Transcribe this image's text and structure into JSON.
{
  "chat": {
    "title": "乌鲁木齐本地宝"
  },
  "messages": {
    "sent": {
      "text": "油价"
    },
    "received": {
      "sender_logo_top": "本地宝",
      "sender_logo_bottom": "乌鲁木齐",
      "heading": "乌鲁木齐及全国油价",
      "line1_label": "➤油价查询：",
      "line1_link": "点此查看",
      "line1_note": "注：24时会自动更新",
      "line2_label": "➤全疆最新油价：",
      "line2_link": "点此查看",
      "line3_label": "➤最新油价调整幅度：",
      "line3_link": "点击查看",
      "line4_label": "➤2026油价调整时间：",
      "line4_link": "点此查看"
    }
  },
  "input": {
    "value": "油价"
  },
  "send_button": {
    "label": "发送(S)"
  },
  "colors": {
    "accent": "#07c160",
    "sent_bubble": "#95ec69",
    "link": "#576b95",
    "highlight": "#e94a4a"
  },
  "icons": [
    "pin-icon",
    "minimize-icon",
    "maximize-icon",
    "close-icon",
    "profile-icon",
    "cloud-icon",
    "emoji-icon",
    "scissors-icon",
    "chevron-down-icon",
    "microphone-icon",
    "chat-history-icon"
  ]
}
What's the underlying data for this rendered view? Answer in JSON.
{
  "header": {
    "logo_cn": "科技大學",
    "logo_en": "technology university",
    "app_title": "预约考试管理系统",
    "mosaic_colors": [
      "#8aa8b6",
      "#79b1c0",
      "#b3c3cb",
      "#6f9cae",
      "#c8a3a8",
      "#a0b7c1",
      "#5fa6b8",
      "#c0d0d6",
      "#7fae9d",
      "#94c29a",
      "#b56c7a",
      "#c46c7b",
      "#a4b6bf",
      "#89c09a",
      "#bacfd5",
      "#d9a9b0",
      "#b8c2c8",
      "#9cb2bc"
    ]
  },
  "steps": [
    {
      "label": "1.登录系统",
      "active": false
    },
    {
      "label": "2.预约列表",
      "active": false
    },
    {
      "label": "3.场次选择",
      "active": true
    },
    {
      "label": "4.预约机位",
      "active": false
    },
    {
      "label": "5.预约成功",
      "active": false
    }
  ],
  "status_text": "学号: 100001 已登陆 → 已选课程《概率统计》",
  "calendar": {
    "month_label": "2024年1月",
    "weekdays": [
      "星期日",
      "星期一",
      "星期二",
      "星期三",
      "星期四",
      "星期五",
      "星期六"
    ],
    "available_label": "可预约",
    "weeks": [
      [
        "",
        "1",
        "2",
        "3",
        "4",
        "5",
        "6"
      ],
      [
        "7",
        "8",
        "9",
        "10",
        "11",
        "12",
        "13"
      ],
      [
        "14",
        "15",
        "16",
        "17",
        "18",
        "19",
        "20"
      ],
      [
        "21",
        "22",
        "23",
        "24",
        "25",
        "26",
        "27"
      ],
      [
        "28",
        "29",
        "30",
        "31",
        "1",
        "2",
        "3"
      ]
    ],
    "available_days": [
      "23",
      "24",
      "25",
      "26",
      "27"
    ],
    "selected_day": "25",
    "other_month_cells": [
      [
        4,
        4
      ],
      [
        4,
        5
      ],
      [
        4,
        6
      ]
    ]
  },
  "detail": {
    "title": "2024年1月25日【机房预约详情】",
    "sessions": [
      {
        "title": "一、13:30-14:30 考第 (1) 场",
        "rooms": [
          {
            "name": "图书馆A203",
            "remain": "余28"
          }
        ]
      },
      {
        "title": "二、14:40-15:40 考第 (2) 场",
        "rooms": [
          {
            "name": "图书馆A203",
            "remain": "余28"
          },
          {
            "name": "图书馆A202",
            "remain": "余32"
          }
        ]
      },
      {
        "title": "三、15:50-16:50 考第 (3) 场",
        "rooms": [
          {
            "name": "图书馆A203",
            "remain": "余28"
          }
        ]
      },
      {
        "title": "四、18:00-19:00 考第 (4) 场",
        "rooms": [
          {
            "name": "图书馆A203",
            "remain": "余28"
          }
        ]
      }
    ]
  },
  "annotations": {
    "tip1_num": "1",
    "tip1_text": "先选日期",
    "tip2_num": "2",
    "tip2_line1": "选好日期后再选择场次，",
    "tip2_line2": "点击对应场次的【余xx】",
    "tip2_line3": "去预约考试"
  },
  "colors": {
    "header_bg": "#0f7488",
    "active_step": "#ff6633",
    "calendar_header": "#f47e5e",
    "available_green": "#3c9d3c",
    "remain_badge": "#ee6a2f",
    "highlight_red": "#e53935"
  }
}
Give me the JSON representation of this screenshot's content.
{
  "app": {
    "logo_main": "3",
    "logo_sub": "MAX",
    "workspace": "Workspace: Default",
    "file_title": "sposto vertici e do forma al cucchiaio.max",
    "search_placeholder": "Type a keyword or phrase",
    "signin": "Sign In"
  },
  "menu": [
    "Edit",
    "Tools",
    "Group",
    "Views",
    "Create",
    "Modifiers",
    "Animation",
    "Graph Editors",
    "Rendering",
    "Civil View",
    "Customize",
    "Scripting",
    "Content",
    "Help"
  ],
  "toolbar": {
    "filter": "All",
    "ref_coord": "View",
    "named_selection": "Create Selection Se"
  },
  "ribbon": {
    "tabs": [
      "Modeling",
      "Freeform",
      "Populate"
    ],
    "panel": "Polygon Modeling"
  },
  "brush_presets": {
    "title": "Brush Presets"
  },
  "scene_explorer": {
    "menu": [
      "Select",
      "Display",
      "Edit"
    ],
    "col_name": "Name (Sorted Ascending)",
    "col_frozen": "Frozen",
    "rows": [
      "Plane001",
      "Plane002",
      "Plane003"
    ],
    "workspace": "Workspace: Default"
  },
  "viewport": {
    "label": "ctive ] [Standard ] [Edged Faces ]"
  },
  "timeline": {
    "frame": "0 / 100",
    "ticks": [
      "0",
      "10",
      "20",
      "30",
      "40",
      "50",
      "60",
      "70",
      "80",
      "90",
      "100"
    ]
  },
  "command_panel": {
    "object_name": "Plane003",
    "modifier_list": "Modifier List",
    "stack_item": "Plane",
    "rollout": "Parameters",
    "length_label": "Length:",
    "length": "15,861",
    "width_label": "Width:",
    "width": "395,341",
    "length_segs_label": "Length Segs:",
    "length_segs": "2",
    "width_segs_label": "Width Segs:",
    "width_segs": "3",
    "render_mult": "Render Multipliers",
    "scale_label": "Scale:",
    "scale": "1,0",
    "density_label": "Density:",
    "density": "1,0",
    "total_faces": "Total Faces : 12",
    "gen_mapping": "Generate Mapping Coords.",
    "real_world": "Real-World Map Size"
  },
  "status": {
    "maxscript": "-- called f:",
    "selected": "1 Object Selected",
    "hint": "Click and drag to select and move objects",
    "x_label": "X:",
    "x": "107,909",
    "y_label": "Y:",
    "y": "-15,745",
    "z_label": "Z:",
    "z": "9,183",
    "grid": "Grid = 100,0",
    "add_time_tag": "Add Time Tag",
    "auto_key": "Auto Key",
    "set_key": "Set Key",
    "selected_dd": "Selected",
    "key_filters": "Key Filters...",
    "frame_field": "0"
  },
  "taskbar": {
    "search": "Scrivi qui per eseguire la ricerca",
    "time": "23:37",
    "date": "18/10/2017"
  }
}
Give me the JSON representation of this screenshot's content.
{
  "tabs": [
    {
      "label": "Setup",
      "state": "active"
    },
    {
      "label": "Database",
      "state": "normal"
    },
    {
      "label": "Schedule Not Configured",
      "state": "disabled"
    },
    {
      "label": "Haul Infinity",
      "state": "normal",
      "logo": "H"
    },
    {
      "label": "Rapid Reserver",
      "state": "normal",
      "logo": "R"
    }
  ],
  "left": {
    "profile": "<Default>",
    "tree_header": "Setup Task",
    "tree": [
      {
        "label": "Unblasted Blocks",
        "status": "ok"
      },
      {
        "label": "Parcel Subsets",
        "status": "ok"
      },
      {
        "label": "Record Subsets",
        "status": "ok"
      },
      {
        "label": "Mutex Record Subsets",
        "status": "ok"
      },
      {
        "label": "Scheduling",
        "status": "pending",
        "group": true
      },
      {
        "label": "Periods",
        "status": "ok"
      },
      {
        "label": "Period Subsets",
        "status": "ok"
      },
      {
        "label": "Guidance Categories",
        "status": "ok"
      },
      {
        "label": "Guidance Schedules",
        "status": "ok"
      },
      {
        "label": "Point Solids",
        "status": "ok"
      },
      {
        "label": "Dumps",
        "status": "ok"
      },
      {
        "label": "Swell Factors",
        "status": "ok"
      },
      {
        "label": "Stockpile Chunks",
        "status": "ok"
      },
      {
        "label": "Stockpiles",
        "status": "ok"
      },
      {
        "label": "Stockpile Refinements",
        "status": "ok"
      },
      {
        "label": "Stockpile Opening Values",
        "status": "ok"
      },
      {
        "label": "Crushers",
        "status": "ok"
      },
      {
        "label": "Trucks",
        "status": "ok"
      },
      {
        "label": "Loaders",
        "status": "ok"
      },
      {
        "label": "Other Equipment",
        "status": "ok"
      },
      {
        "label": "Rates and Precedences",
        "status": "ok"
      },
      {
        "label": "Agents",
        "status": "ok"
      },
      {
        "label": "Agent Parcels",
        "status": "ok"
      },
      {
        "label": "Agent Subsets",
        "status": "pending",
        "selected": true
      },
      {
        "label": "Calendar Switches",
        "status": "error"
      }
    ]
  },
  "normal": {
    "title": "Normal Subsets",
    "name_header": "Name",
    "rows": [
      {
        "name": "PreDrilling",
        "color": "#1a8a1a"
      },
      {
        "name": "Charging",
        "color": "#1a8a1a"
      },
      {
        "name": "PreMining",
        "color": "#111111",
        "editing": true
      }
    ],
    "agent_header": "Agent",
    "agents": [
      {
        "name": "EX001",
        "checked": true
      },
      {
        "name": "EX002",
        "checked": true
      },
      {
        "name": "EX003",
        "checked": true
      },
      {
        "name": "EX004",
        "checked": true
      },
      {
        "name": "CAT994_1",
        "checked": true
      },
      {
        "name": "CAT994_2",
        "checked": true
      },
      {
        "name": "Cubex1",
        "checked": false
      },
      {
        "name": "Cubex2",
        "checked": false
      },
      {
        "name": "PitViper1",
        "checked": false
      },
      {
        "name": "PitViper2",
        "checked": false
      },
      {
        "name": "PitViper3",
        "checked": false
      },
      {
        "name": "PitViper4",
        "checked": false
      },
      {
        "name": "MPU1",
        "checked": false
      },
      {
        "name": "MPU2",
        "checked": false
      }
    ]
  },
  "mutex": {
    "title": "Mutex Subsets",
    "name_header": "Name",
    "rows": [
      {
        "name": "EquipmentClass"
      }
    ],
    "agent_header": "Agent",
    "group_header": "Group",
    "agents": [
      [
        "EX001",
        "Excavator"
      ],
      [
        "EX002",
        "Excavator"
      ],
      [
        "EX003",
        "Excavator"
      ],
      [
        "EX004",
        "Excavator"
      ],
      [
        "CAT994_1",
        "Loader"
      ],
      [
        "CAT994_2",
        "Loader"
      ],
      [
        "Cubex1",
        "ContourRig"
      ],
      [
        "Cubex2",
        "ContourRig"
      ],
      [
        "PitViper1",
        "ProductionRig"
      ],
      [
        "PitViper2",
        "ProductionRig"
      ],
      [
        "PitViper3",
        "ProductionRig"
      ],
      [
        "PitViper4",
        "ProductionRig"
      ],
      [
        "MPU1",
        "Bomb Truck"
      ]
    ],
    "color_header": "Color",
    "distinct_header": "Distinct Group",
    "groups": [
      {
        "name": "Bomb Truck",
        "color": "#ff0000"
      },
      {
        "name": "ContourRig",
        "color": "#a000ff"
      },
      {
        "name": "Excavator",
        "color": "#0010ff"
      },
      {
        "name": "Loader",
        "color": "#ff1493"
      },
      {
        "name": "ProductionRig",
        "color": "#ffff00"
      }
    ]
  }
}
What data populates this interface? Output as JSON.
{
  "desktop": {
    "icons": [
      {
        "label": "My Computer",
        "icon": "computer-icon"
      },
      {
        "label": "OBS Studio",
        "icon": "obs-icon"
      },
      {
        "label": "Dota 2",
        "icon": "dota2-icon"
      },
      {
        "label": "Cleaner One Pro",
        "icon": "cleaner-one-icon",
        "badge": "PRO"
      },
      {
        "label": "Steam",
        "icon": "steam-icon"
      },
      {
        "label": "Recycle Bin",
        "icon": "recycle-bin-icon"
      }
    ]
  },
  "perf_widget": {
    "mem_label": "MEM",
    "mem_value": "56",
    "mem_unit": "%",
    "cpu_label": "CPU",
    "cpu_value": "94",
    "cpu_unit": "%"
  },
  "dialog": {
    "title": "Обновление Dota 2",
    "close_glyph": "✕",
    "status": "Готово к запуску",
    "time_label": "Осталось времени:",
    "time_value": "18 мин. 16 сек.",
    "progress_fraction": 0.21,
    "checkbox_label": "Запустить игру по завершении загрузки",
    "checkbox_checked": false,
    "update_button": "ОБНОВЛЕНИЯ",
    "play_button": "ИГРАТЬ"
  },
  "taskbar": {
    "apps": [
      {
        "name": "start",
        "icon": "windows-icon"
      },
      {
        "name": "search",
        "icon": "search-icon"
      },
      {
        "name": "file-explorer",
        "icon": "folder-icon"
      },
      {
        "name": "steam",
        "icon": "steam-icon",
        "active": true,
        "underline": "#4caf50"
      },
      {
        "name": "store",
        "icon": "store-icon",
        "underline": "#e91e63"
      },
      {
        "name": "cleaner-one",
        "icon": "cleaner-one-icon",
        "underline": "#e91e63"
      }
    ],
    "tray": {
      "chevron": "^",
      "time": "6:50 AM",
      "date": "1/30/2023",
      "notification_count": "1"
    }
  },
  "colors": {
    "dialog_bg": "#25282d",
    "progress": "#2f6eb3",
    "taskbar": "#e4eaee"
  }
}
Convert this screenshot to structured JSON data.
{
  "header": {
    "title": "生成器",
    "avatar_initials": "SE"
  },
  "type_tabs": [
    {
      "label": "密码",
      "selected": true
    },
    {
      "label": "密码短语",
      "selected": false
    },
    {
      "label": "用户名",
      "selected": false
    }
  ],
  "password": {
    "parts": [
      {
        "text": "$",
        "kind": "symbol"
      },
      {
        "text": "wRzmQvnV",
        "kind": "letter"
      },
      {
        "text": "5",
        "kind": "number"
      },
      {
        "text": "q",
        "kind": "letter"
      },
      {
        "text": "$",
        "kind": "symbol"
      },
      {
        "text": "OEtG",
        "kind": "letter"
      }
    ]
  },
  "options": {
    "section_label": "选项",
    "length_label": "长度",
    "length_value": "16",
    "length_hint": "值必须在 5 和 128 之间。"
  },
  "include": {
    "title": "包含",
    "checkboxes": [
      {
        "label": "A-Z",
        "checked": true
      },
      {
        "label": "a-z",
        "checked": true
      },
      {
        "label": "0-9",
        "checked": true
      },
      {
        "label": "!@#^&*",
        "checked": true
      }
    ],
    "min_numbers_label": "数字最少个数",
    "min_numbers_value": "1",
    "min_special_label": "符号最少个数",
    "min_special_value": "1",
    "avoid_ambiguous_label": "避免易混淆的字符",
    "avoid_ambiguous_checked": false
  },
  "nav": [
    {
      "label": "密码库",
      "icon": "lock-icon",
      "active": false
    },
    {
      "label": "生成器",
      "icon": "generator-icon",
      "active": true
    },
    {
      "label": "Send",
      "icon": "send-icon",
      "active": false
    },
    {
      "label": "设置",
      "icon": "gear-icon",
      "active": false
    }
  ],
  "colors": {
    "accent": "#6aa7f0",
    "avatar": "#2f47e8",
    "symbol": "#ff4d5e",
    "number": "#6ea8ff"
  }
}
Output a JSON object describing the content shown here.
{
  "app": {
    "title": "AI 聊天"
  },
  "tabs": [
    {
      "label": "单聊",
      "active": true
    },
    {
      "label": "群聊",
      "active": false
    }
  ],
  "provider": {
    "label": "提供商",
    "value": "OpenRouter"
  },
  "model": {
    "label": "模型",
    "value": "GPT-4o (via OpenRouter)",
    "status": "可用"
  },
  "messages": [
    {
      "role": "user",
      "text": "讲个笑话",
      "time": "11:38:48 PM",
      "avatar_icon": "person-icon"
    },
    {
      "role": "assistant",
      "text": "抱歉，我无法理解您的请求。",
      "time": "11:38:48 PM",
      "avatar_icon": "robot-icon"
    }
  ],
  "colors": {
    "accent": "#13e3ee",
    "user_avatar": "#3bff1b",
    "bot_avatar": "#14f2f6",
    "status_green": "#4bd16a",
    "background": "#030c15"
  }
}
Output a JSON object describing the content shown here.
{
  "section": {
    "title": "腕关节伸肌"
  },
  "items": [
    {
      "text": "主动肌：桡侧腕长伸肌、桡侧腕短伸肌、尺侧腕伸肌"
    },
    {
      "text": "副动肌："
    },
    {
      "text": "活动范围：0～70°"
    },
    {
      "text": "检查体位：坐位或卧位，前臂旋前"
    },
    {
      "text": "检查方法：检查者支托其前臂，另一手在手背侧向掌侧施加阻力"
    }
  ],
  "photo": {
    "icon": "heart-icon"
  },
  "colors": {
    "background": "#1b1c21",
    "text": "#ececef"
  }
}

### What is required:
Copy and report every line where the word "Create" is present.

### Written response:
    "Create",
    "named_selection": "Create Selection Se"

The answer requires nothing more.